::: DATA PROVIDED :::
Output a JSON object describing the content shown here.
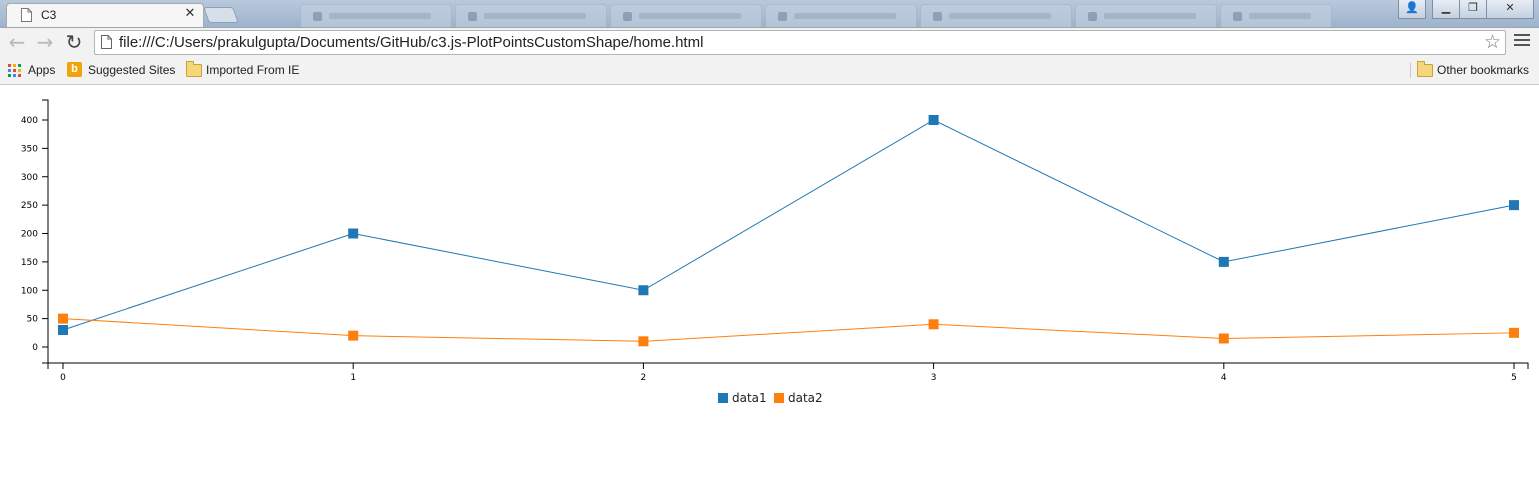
{
  "browser": {
    "tab": {
      "title": "C3"
    },
    "toolbar": {
      "url": "file:///C:/Users/prakulgupta/Documents/GitHub/c3.js-PlotPointsCustomShape/home.html"
    },
    "bookmarks": [
      {
        "label": "Apps",
        "icon": "apps-grid-icon"
      },
      {
        "label": "Suggested Sites",
        "icon": "bing-icon"
      },
      {
        "label": "Imported From IE",
        "icon": "folder-icon"
      }
    ],
    "other_bookmarks": {
      "label": "Other bookmarks",
      "icon": "folder-icon"
    }
  },
  "chart_data": {
    "type": "line",
    "x": [
      0,
      1,
      2,
      3,
      4,
      5
    ],
    "series": [
      {
        "name": "data1",
        "values": [
          30,
          200,
          100,
          400,
          150,
          250
        ],
        "color": "#1f77b4"
      },
      {
        "name": "data2",
        "values": [
          50,
          20,
          10,
          40,
          15,
          25
        ],
        "color": "#ff7f0e"
      }
    ],
    "x_ticks": [
      "0",
      "1",
      "2",
      "3",
      "4",
      "5"
    ],
    "y_ticks": [
      "0",
      "50",
      "100",
      "150",
      "200",
      "250",
      "300",
      "350",
      "400"
    ],
    "ylim": [
      -30,
      440
    ],
    "xlim": [
      0,
      5
    ],
    "marker": "square",
    "legend_position": "bottom-center",
    "grid": false
  }
}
:::
- TASK BRIEF:
Write out every entry again word for word, without any of the pictures.

- FINAL RESULT:
Output a JSON object describing the content shown here.
{
  "browser": {
    "tab": {
      "title": "C3"
    },
    "toolbar": {
      "url": "file:///C:/Users/prakulgupta/Documents/GitHub/c3.js-PlotPointsCustomShape/home.html"
    },
    "bookmarks": [
      {
        "label": "Apps",
        "icon": "apps-grid-icon"
      },
      {
        "label": "Suggested Sites",
        "icon": "bing-icon"
      },
      {
        "label": "Imported From IE",
        "icon": "folder-icon"
      }
    ],
    "other_bookmarks": {
      "label": "Other bookmarks",
      "icon": "folder-icon"
    }
  },
  "chart_data": {
    "type": "line",
    "x": [
      0,
      1,
      2,
      3,
      4,
      5
    ],
    "series": [
      {
        "name": "data1",
        "values": [
          30,
          200,
          100,
          400,
          150,
          250
        ],
        "color": "#1f77b4"
      },
      {
        "name": "data2",
        "values": [
          50,
          20,
          10,
          40,
          15,
          25
        ],
        "color": "#ff7f0e"
      }
    ],
    "x_ticks": [
      "0",
      "1",
      "2",
      "3",
      "4",
      "5"
    ],
    "y_ticks": [
      "0",
      "50",
      "100",
      "150",
      "200",
      "250",
      "300",
      "350",
      "400"
    ],
    "ylim": [
      -30,
      440
    ],
    "xlim": [
      0,
      5
    ],
    "marker": "square",
    "legend_position": "bottom-center",
    "grid": false
  }
}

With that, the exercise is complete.